WRITTEN PROBLEM 1
Answer these questions from the passage on teams and corporate culture:
(a) What kind of change do Sherriton and Stern say is needed for successful implementation of formal teams?
(b) What skills do team members often lack?
(c) How many elements define corporate culture?

Sherriton and Stern in their book 'Corporate Culture: Removing the Hidden Barriers to Team Success'. contest that corporate culture change is needed for successful implementation of formal teams.
However we ought to bear in mind the following:
- Senior managers trying to implement teams continue to act individually: they are concerned about control over the teams and concerned that consensus decision making is too time consuming. They often set a very bad example, for example, by protecting their turf.
- Team members are typically not used to working in teams. They often are uncomfortable and lack the communication skills to make the teams work effectively.
- Introduction of teams while downsizing or facing threats of downsizing creates forces that are antithetical to teams.
- Corporate culture is defined by four elements.
- Ritualized patterns of beliefs, values and behaviors.
- Management environment created by management styles, philosophies, what is said, done and rewarded.
- Management environment created by systems and procedures.

[Box coordinate listings]

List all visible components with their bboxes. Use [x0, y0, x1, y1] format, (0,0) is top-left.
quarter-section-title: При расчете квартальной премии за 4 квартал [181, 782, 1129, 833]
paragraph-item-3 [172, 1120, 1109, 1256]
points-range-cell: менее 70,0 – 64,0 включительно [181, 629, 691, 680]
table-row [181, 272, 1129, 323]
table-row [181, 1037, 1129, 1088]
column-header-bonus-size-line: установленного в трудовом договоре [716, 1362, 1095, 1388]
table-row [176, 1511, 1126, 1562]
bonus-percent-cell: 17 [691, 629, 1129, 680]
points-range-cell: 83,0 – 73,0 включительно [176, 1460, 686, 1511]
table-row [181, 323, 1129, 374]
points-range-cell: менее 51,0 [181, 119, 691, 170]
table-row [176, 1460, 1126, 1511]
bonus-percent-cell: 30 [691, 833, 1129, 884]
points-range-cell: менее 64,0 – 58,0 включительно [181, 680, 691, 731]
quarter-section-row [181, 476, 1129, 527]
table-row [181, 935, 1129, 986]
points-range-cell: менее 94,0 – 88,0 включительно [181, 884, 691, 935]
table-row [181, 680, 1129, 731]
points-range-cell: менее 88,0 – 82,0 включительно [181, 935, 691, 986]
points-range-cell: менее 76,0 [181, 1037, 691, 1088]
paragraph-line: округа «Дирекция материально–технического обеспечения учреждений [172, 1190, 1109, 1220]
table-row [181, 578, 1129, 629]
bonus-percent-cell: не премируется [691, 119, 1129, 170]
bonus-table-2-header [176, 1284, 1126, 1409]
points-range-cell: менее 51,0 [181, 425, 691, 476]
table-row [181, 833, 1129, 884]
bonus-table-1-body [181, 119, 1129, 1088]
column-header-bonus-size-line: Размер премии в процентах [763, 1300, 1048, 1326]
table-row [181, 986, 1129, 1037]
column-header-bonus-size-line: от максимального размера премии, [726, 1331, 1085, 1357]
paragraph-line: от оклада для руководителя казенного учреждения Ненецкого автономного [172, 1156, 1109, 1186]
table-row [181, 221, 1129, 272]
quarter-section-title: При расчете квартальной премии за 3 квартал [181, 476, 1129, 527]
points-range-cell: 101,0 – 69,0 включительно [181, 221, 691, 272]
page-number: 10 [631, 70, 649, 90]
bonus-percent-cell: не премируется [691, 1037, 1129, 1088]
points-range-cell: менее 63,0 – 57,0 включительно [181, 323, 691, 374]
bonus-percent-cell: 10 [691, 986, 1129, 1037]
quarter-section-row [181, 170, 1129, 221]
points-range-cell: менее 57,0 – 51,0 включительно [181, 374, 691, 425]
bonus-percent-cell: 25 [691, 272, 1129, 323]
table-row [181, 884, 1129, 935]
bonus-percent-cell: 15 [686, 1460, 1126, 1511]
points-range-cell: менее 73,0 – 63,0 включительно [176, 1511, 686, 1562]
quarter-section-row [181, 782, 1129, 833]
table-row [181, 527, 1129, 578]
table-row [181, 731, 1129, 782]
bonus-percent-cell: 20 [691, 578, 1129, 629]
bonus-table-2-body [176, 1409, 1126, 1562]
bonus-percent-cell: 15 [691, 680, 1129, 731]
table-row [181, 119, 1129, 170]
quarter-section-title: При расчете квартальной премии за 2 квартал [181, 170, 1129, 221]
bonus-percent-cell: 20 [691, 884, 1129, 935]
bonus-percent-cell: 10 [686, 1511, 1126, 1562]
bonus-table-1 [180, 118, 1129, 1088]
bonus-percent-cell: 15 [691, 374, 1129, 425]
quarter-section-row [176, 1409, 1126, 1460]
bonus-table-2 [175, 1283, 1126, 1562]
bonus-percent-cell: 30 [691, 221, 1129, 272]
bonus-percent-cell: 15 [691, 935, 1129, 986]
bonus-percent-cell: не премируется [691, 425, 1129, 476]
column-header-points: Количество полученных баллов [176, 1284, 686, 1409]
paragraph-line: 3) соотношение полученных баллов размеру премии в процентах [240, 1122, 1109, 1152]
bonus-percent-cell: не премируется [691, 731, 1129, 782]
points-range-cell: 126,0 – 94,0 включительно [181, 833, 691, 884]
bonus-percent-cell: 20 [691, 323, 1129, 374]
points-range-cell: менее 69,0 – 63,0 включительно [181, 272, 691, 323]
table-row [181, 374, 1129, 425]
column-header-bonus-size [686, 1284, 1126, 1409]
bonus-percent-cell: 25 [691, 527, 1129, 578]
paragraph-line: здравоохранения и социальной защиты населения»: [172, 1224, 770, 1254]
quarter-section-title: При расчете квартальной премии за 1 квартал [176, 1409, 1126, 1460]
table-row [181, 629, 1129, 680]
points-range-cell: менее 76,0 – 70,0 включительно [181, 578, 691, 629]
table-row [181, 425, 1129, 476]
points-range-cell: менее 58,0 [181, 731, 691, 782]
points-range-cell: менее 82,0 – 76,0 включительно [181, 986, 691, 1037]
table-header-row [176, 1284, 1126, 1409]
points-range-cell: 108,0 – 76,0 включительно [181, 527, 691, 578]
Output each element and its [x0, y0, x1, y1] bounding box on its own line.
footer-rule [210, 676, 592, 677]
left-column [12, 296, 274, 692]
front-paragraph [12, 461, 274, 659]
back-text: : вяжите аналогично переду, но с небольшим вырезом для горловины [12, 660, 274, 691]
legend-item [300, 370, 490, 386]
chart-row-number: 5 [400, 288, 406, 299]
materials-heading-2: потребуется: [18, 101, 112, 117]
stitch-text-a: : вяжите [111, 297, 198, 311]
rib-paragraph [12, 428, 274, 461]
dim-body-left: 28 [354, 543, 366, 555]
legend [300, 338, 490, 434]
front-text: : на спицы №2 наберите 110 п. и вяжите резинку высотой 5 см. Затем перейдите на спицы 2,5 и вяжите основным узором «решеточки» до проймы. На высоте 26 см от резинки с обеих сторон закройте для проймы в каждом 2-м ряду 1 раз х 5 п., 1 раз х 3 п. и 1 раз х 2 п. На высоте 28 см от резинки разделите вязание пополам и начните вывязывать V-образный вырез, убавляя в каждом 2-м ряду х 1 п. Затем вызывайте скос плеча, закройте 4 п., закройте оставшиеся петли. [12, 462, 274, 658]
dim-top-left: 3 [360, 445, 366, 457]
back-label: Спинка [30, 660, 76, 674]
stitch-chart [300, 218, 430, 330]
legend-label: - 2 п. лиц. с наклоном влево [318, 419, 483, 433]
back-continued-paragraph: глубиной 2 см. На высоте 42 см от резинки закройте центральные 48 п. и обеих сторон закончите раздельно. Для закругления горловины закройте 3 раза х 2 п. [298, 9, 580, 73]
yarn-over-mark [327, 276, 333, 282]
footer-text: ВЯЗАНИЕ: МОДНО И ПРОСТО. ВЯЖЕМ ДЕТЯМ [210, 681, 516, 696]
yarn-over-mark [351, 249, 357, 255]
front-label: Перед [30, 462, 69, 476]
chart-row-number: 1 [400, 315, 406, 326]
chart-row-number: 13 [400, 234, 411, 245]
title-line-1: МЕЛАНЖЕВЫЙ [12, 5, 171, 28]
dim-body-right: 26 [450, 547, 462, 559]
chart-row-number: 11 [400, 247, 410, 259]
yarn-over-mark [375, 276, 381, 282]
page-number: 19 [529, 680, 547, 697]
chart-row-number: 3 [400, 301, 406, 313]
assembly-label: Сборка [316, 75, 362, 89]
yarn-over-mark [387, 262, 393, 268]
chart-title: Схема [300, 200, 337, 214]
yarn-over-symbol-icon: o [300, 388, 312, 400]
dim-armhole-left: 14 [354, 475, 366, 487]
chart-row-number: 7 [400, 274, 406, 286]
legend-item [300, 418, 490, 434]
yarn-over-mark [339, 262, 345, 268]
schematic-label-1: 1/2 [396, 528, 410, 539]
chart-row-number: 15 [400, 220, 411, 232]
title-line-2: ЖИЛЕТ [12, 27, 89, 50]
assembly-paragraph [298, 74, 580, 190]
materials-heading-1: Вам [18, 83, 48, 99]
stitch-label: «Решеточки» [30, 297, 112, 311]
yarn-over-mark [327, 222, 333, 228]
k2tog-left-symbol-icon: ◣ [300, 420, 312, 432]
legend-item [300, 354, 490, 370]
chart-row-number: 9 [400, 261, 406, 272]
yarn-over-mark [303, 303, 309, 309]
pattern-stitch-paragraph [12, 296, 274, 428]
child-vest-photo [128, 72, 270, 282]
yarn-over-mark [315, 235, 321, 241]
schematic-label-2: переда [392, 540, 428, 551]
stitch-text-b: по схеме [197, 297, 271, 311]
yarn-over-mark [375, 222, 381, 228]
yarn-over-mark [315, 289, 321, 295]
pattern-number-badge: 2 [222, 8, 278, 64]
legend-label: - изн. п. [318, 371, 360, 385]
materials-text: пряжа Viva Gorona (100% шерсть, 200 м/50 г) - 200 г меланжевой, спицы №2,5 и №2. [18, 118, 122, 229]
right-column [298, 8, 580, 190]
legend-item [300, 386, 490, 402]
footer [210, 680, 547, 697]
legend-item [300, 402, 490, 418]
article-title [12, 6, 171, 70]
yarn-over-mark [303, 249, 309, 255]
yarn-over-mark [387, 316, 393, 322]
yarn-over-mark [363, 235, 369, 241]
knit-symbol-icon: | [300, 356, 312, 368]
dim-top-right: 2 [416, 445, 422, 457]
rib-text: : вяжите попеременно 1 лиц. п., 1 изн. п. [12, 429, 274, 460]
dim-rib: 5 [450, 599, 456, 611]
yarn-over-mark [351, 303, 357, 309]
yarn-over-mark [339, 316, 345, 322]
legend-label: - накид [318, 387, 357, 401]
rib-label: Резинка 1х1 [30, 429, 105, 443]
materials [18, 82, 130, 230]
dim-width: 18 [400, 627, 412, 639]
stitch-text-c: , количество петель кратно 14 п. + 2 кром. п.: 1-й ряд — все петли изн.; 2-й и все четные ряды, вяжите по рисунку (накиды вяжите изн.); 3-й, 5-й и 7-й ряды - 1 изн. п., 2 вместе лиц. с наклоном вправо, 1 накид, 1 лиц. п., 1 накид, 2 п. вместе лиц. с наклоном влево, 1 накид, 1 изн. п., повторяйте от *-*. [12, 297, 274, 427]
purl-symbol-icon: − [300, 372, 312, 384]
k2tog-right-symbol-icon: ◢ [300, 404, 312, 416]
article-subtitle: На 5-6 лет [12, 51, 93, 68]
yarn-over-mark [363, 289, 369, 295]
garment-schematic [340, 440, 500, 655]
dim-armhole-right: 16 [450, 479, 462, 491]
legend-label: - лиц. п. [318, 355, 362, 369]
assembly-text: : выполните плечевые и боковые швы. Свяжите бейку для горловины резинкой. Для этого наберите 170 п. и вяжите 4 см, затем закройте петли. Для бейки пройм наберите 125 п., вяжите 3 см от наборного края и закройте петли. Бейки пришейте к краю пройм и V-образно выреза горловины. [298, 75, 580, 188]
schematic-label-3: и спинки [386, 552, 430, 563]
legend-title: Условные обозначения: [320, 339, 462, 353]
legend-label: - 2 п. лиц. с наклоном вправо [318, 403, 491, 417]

WRITTEN PROBLEM 2
Render the box coordinate listings, from their start through the line containing "quarter-section-title: При расчете квартальной премии за 3", as a Markdown table with the columns Row and Line, omitting blank lines.

TASK SOLUTION 1
(a) Corporate culture change.
(b) The communication skills to make the teams work effectively.
(c) Four.

TASK SOLUTION 2
| Row | Line |
|---|---|
| 1 | List all visible components with their bboxes. Use [x0, y0, x1, y1] format, (0,0) is top-left. |
| 2 | quarter-section-title: При расчете квартальной премии за 4 квартал [181, 782, 1129, 833] |
| 3 | paragraph-item-3 [172, 1120, 1109, 1256] |
| 4 | points-range-cell: менее 70,0 – 64,0 включительно [181, 629, 691, 680] |
| 5 | table-row [181, 272, 1129, 323] |
| 6 | table-row [181, 1037, 1129, 1088] |
| 7 | column-header-bonus-size-line: установленного в трудовом договоре [716, 1362, 1095, 1388] |
| 8 | table-row [176, 1511, 1126, 1562] |
| 9 | bonus-percent-cell: 17 [691, 629, 1129, 680] |
| 10 | points-range-cell: 83,0 – 73,0 включительно [176, 1460, 686, 1511] |
| 11 | table-row [181, 323, 1129, 374] |
| 12 | points-range-cell: менее 51,0 [181, 119, 691, 170] |
| 13 | table-row [176, 1460, 1126, 1511] |
| 14 | bonus-percent-cell: 30 [691, 833, 1129, 884] |
| 15 | points-range-cell: менее 64,0 – 58,0 включительно [181, 680, 691, 731] |
| 16 | quarter-section-row [181, 476, 1129, 527] |
| 17 | table-row [181, 935, 1129, 986] |
| 18 | points-range-cell: менее 94,0 – 88,0 включительно [181, 884, 691, 935] |
| 19 | table-row [181, 680, 1129, 731] |
| 20 | points-range-cell: менее 88,0 – 82,0 включительно [181, 935, 691, 986] |
| 21 | points-range-cell: менее 76,0 [181, 1037, 691, 1088] |
| 22 | paragraph-line: округа «Дирекция материально–технического обеспечения учреждений [172, 1190, 1109, 1220] |
| 23 | table-row [181, 578, 1129, 629] |
| 24 | bonus-percent-cell: не премируется [691, 119, 1129, 170] |
| 25 | bonus-table-2-header [176, 1284, 1126, 1409] |
| 26 | points-range-cell: менее 51,0 [181, 425, 691, 476] |
| 27 | table-row [181, 833, 1129, 884] |
| 28 | bonus-table-1-body [181, 119, 1129, 1088] |
| 29 | column-header-bonus-size-line: Размер премии в процентах [763, 1300, 1048, 1326] |
| 30 | table-row [181, 986, 1129, 1037] |
| 31 | column-header-bonus-size-line: от максимального размера премии, [726, 1331, 1085, 1357] |
| 32 | paragraph-line: от оклада для руководителя казенного учреждения Ненецкого автономного [172, 1156, 1109, 1186] |
| 33 | table-row [181, 221, 1129, 272] |
| 34 | quarter-section-title: При расчете квартальной премии за 3 квартал [181, 476, 1129, 527] |